Instruction: Each record below is to be copied word for word, with pictures removed.

____ Record list

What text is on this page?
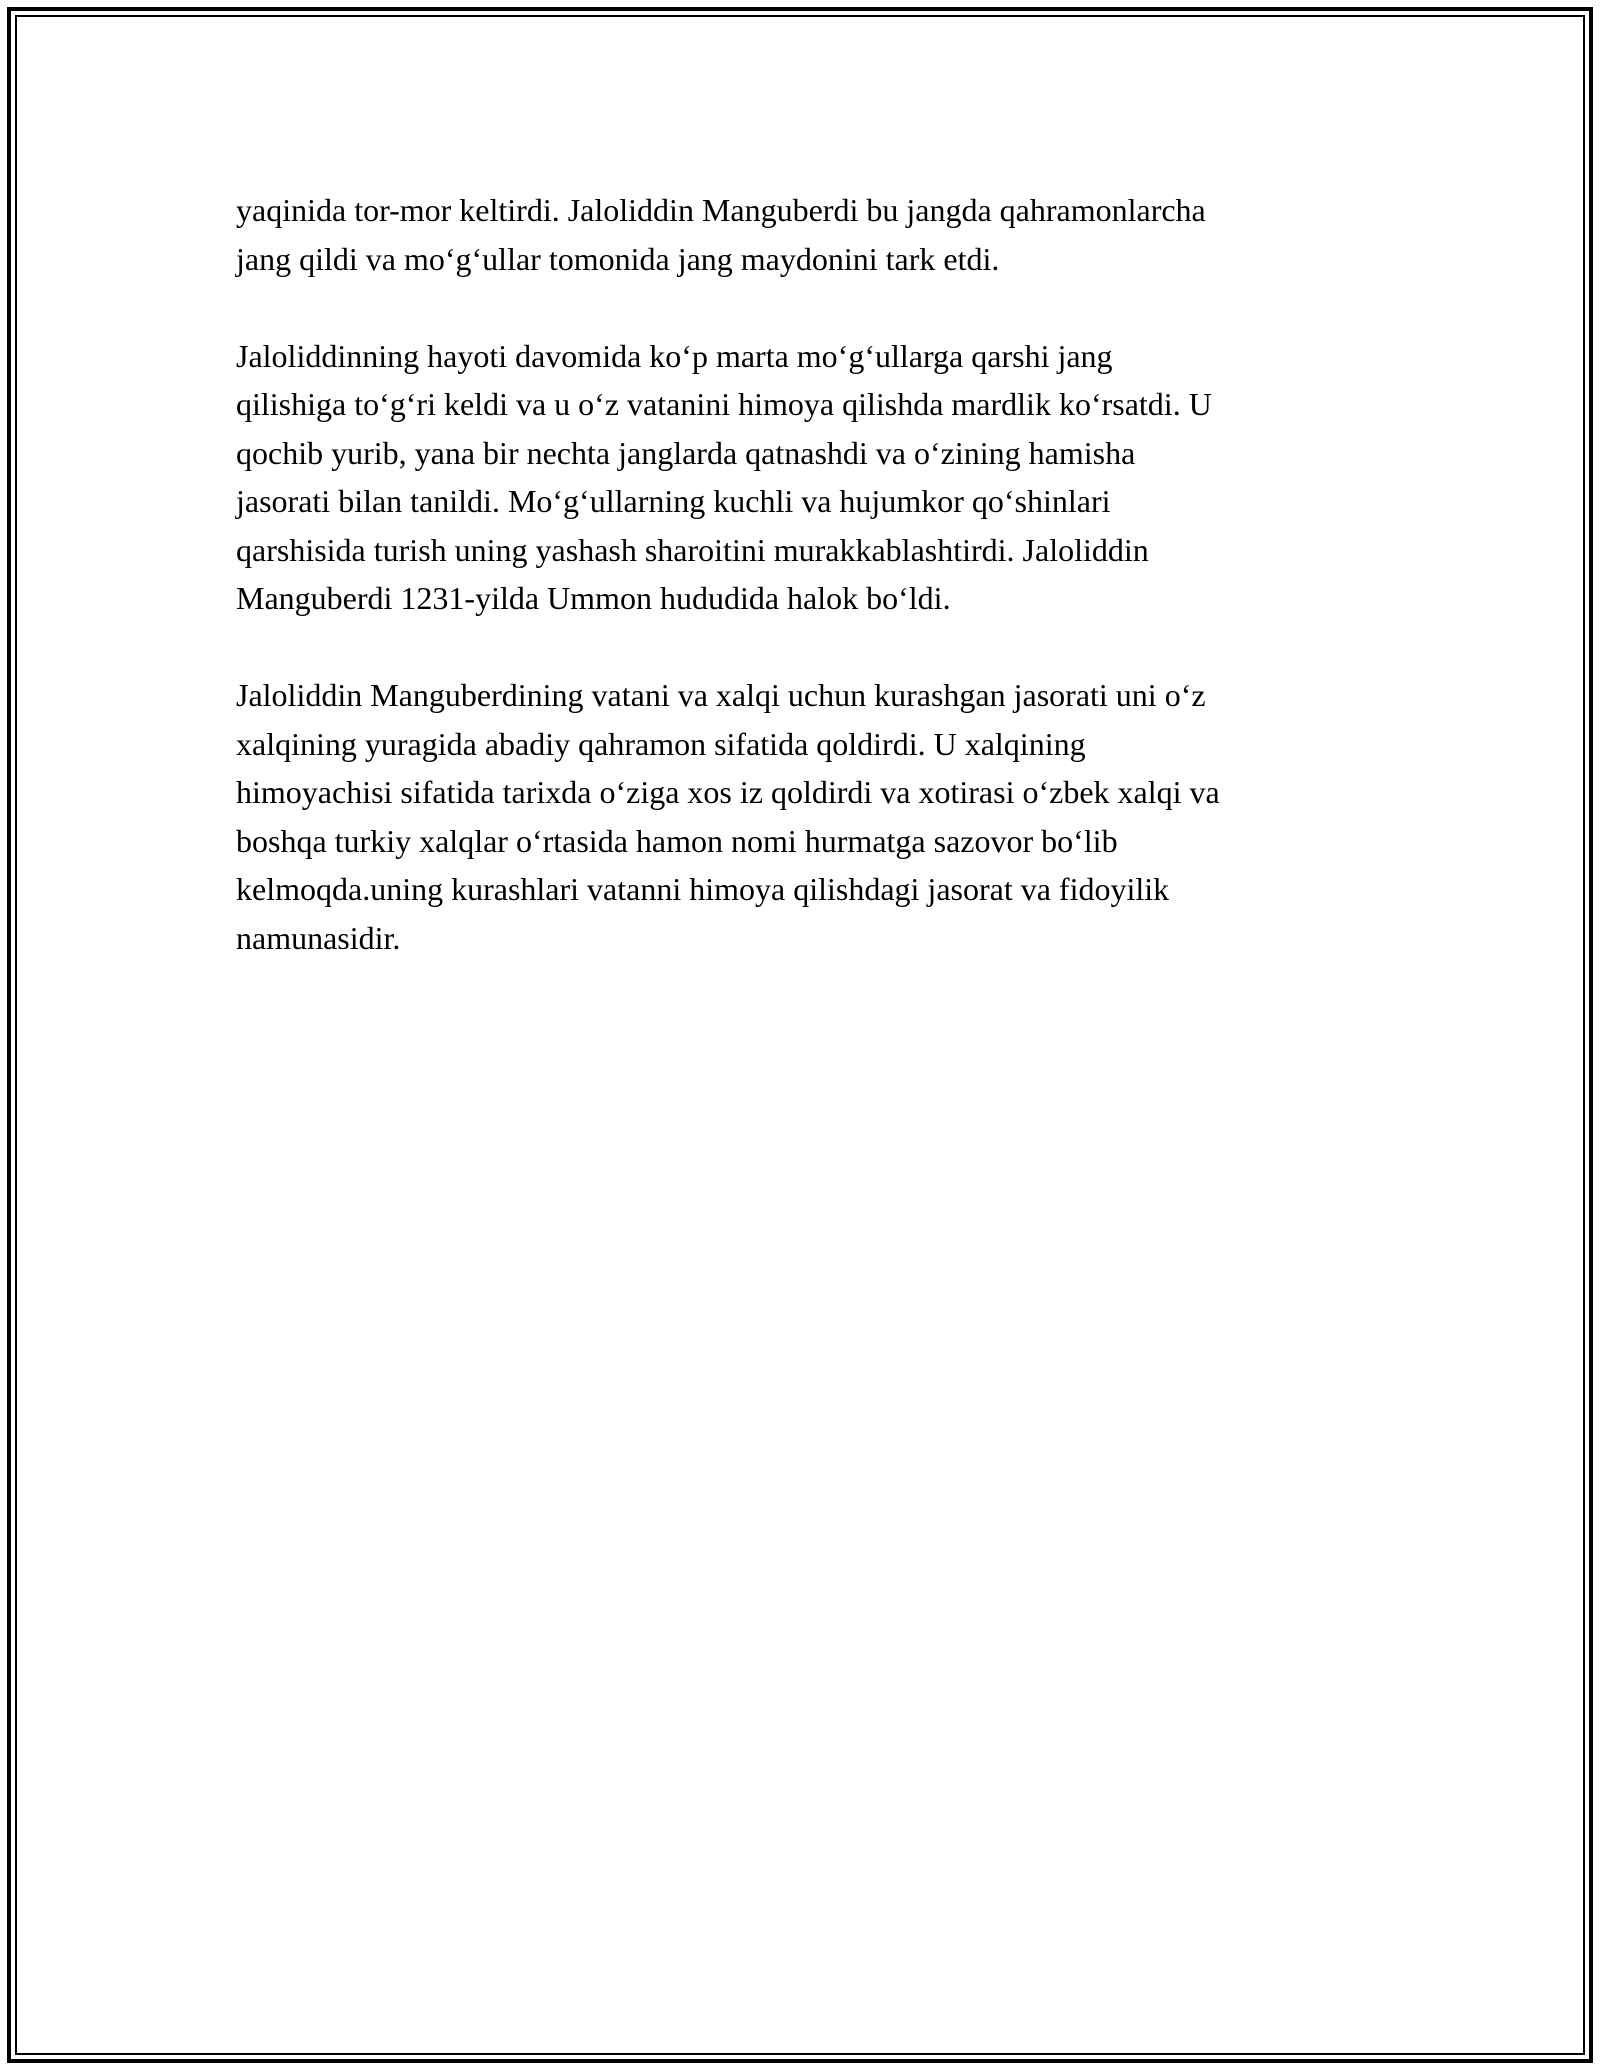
yaqinida tor-mor keltirdi. Jaloliddin Manguberdi bu jangda qahramonlarcha
jang qildi va mo‘g‘ullar tomonida jang maydonini tark etdi.

Jaloliddinning hayoti davomida ko‘p marta mo‘g‘ullarga qarshi jang
qilishiga to‘g‘ri keldi va u o‘z vatanini himoya qilishda mardlik ko‘rsatdi. U
qochib yurib, yana bir nechta janglarda qatnashdi va o‘zining hamisha
jasorati bilan tanildi. Mo‘g‘ullarning kuchli va hujumkor qo‘shinlari
qarshisida turish uning yashash sharoitini murakkablashtirdi. Jaloliddin
Manguberdi 1231-yilda Ummon hududida halok bo‘ldi.

Jaloliddin Manguberdining vatani va xalqi uchun kurashgan jasorati uni o‘z
xalqining yuragida abadiy qahramon sifatida qoldirdi. U xalqining
himoyachisi sifatida tarixda o‘ziga xos iz qoldirdi va xotirasi o‘zbek xalqi va
boshqa turkiy xalqlar o‘rtasida hamon nomi hurmatga sazovor bo‘lib
kelmoqda.uning kurashlari vatanni himoya qilishdagi jasorat va fidoyilik
namunasidir.
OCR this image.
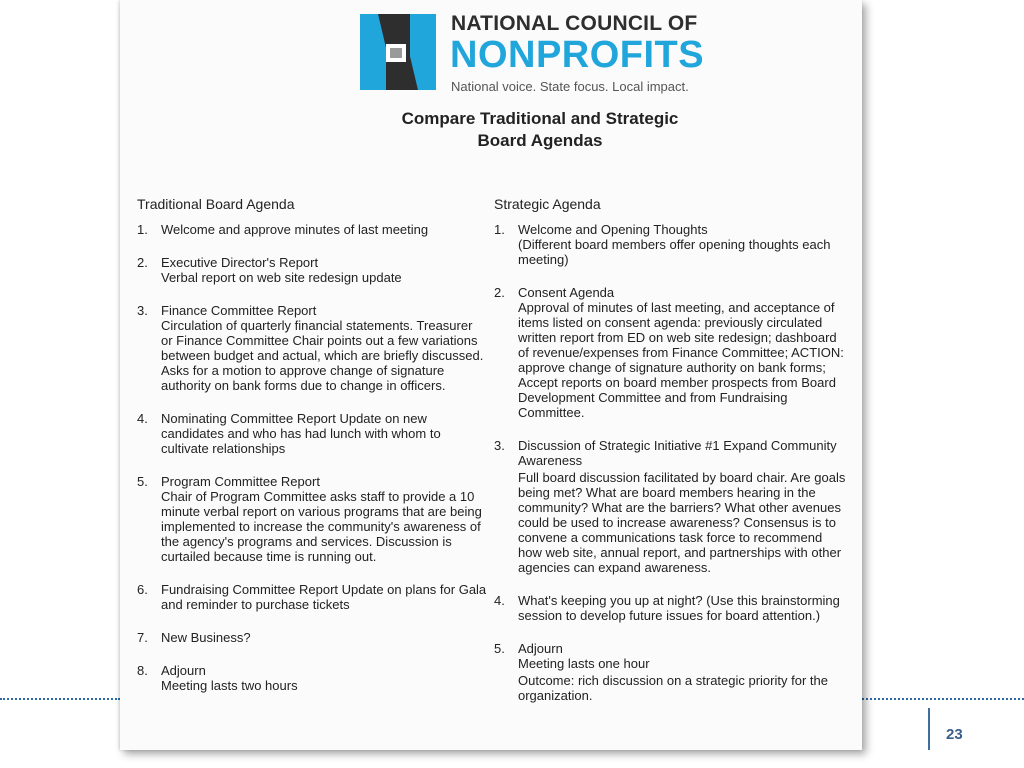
23
NATIONAL COUNCIL OF
NONPROFITS
National voice. State focus. Local impact.
Compare Traditional and Strategic
Board Agendas
Traditional Board Agenda
1. Welcome and approve minutes of last meeting
2. Executive Director's Report
Verbal report on web site redesign update
3. Finance Committee Report
Circulation of quarterly financial statements. Treasurer or Finance Committee Chair points out a few variations between budget and actual, which are briefly discussed. Asks for a motion to approve change of signature authority on bank forms due to change in officers.
4. Nominating Committee Report Update on new candidates and who has had lunch with whom to cultivate relationships
5. Program Committee Report
Chair of Program Committee asks staff to provide a 10 minute verbal report on various programs that are being implemented to increase the community's awareness of the agency's programs and services. Discussion is curtailed because time is running out.
6. Fundraising Committee Report Update on plans for Gala and reminder to purchase tickets
7. New Business?
8. Adjourn
Meeting lasts two hours
Strategic Agenda
1. Welcome and Opening Thoughts
(Different board members offer opening thoughts each meeting)
2. Consent Agenda
Approval of minutes of last meeting, and acceptance of items listed on consent agenda: previously circulated written report from ED on web site redesign; dashboard of revenue/expenses from Finance Committee; ACTION: approve change of signature authority on bank forms; Accept reports on board member prospects from Board Development Committee and from Fundraising Committee.
3. Discussion of Strategic Initiative #1 Expand Community Awareness
Full board discussion facilitated by board chair. Are goals being met? What are board members hearing in the community? What are the barriers? What other avenues could be used to increase awareness? Consensus is to convene a communications task force to recommend how web site, annual report, and partnerships with other agencies can expand awareness.
4. What's keeping you up at night? (Use this brainstorming session to develop future issues for board attention.)
5. Adjourn
Meeting lasts one hour
Outcome: rich discussion on a strategic priority for the organization.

________

Output for this exercise:
What text is on this page?
yaqinida tor-mor keltirdi. Jaloliddin Manguberdi bu jangda qahramonlarcha
jang qildi va mo‘g‘ullar tomonida jang maydonini tark etdi.

Jaloliddinning hayoti davomida ko‘p marta mo‘g‘ullarga qarshi jang
qilishiga to‘g‘ri keldi va u o‘z vatanini himoya qilishda mardlik ko‘rsatdi. U
qochib yurib, yana bir nechta janglarda qatnashdi va o‘zining hamisha
jasorati bilan tanildi. Mo‘g‘ullarning kuchli va hujumkor qo‘shinlari
qarshisida turish uning yashash sharoitini murakkablashtirdi. Jaloliddin
Manguberdi 1231-yilda Ummon hududida halok bo‘ldi.

Jaloliddin Manguberdining vatani va xalqi uchun kurashgan jasorati uni o‘z
xalqining yuragida abadiy qahramon sifatida qoldirdi. U xalqining
himoyachisi sifatida tarixda o‘ziga xos iz qoldirdi va xotirasi o‘zbek xalqi va
boshqa turkiy xalqlar o‘rtasida hamon nomi hurmatga sazovor bo‘lib
kelmoqda.uning kurashlari vatanni himoya qilishdagi jasorat va fidoyilik
namunasidir.
OCR this image.
23
NATIONAL COUNCIL OF
NONPROFITS
National voice. State focus. Local impact.
Compare Traditional and Strategic
Board Agendas
Traditional Board Agenda
1. Welcome and approve minutes of last meeting
2. Executive Director's Report
Verbal report on web site redesign update
3. Finance Committee Report
Circulation of quarterly financial statements. Treasurer or Finance Committee Chair points out a few variations between budget and actual, which are briefly discussed. Asks for a motion to approve change of signature authority on bank forms due to change in officers.
4. Nominating Committee Report Update on new candidates and who has had lunch with whom to cultivate relationships
5. Program Committee Report
Chair of Program Committee asks staff to provide a 10 minute verbal report on various programs that are being implemented to increase the community's awareness of the agency's programs and services. Discussion is curtailed because time is running out.
6. Fundraising Committee Report Update on plans for Gala and reminder to purchase tickets
7. New Business?
8. Adjourn
Meeting lasts two hours
Strategic Agenda
1. Welcome and Opening Thoughts
(Different board members offer opening thoughts each meeting)
2. Consent Agenda
Approval of minutes of last meeting, and acceptance of items listed on consent agenda: previously circulated written report from ED on web site redesign; dashboard of revenue/expenses from Finance Committee; ACTION: approve change of signature authority on bank forms; Accept reports on board member prospects from Board Development Committee and from Fundraising Committee.
3. Discussion of Strategic Initiative #1 Expand Community Awareness
Full board discussion facilitated by board chair. Are goals being met? What are board members hearing in the community? What are the barriers? What other avenues could be used to increase awareness? Consensus is to convene a communications task force to recommend how web site, annual report, and partnerships with other agencies can expand awareness.
4. What's keeping you up at night? (Use this brainstorming session to develop future issues for board attention.)
5. Adjourn
Meeting lasts one hour
Outcome: rich discussion on a strategic priority for the organization.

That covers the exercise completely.